**To be done**:
Copy out the listing below, substituting "marker" for each "point" and leaving everything else the same.

Data items
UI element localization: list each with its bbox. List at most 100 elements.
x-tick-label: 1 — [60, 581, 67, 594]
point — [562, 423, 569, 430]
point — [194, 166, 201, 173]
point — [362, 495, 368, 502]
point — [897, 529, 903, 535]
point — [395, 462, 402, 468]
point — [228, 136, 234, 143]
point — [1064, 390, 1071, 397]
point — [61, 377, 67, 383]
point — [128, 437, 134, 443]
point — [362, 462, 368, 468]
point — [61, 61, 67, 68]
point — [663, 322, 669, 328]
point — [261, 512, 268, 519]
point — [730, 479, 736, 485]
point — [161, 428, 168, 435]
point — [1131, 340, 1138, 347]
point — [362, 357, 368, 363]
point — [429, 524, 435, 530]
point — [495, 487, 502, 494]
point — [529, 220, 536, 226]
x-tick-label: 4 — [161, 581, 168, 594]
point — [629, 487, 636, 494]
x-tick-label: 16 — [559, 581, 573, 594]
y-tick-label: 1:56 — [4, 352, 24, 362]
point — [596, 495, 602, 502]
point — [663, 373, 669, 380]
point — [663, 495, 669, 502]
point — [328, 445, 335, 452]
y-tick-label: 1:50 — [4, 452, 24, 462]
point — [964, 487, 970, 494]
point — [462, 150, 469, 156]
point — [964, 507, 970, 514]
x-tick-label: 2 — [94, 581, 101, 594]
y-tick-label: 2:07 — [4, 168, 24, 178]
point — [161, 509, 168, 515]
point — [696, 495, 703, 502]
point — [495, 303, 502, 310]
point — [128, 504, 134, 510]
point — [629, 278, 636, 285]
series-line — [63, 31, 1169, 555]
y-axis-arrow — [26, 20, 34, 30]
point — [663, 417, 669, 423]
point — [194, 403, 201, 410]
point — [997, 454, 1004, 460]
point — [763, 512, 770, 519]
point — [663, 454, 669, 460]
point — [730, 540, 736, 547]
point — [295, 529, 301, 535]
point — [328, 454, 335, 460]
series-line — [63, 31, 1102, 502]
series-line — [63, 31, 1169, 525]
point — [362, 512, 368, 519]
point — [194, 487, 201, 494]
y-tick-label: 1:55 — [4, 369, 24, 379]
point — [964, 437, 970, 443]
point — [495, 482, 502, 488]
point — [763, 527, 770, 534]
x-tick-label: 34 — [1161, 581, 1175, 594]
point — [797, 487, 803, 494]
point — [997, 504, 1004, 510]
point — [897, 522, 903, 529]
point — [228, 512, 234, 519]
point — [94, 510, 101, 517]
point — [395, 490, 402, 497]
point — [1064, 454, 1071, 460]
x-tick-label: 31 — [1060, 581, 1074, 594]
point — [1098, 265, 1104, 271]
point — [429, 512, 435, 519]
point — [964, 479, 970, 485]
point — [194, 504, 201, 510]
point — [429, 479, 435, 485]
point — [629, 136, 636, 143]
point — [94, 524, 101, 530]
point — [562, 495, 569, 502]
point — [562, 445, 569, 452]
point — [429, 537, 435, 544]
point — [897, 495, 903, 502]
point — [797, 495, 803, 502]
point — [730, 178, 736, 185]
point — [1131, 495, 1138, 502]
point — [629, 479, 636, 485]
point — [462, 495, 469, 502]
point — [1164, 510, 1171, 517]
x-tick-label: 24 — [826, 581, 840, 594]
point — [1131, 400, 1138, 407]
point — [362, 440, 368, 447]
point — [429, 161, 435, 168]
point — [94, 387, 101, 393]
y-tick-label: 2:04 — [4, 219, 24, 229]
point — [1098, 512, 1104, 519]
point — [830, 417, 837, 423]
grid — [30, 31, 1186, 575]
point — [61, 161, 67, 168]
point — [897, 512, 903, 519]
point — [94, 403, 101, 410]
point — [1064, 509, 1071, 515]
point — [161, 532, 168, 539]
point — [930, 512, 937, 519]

**Task response**:
UI element localization: list each with its bbox. List at most 100 elements.
x-tick-label: 1 — [60, 581, 67, 594]
marker — [562, 423, 569, 430]
marker — [194, 166, 201, 173]
marker — [362, 495, 368, 502]
marker — [897, 529, 903, 535]
marker — [395, 462, 402, 468]
marker — [228, 136, 234, 143]
marker — [1064, 390, 1071, 397]
marker — [61, 377, 67, 383]
marker — [128, 437, 134, 443]
marker — [362, 462, 368, 468]
marker — [61, 61, 67, 68]
marker — [663, 322, 669, 328]
marker — [261, 512, 268, 519]
marker — [730, 479, 736, 485]
marker — [161, 428, 168, 435]
marker — [1131, 340, 1138, 347]
marker — [362, 357, 368, 363]
marker — [429, 524, 435, 530]
marker — [495, 487, 502, 494]
marker — [529, 220, 536, 226]
x-tick-label: 4 — [161, 581, 168, 594]
marker — [629, 487, 636, 494]
x-tick-label: 16 — [559, 581, 573, 594]
y-tick-label: 1:56 — [4, 352, 24, 362]
marker — [596, 495, 602, 502]
marker — [663, 373, 669, 380]
marker — [663, 495, 669, 502]
marker — [328, 445, 335, 452]
y-tick-label: 1:50 — [4, 452, 24, 462]
marker — [964, 487, 970, 494]
marker — [462, 150, 469, 156]
marker — [964, 507, 970, 514]
x-tick-label: 2 — [94, 581, 101, 594]
y-tick-label: 2:07 — [4, 168, 24, 178]
marker — [161, 509, 168, 515]
marker — [696, 495, 703, 502]
marker — [495, 303, 502, 310]
marker — [128, 504, 134, 510]
marker — [629, 278, 636, 285]
series-line — [63, 31, 1169, 555]
y-axis-arrow — [26, 20, 34, 30]
marker — [663, 417, 669, 423]
marker — [194, 403, 201, 410]
marker — [997, 454, 1004, 460]
marker — [763, 512, 770, 519]
marker — [663, 454, 669, 460]
marker — [730, 540, 736, 547]
marker — [295, 529, 301, 535]
marker — [328, 454, 335, 460]
series-line — [63, 31, 1102, 502]
series-line — [63, 31, 1169, 525]
marker — [362, 512, 368, 519]
marker — [194, 487, 201, 494]
y-tick-label: 1:55 — [4, 369, 24, 379]
marker — [964, 437, 970, 443]
marker — [495, 482, 502, 488]
marker — [763, 527, 770, 534]
x-tick-label: 34 — [1161, 581, 1175, 594]
marker — [797, 487, 803, 494]
marker — [997, 504, 1004, 510]
marker — [897, 522, 903, 529]
marker — [228, 512, 234, 519]
marker — [94, 510, 101, 517]
marker — [395, 490, 402, 497]
marker — [1064, 454, 1071, 460]
x-tick-label: 31 — [1060, 581, 1074, 594]
marker — [1098, 265, 1104, 271]
marker — [429, 512, 435, 519]
marker — [964, 479, 970, 485]
marker — [194, 504, 201, 510]
marker — [429, 479, 435, 485]
marker — [629, 136, 636, 143]
marker — [94, 524, 101, 530]
marker — [562, 495, 569, 502]
marker — [562, 445, 569, 452]
marker — [429, 537, 435, 544]
marker — [897, 495, 903, 502]
marker — [797, 495, 803, 502]
marker — [730, 178, 736, 185]
marker — [1131, 495, 1138, 502]
marker — [629, 479, 636, 485]
marker — [462, 495, 469, 502]
marker — [1164, 510, 1171, 517]
x-tick-label: 24 — [826, 581, 840, 594]
marker — [1131, 400, 1138, 407]
marker — [362, 440, 368, 447]
marker — [429, 161, 435, 168]
marker — [94, 387, 101, 393]
y-tick-label: 2:04 — [4, 219, 24, 229]
marker — [1098, 512, 1104, 519]
marker — [830, 417, 837, 423]
grid — [30, 31, 1186, 575]
marker — [61, 161, 67, 168]
marker — [897, 512, 903, 519]
marker — [94, 403, 101, 410]
marker — [1064, 509, 1071, 515]
marker — [161, 532, 168, 539]
marker — [930, 512, 937, 519]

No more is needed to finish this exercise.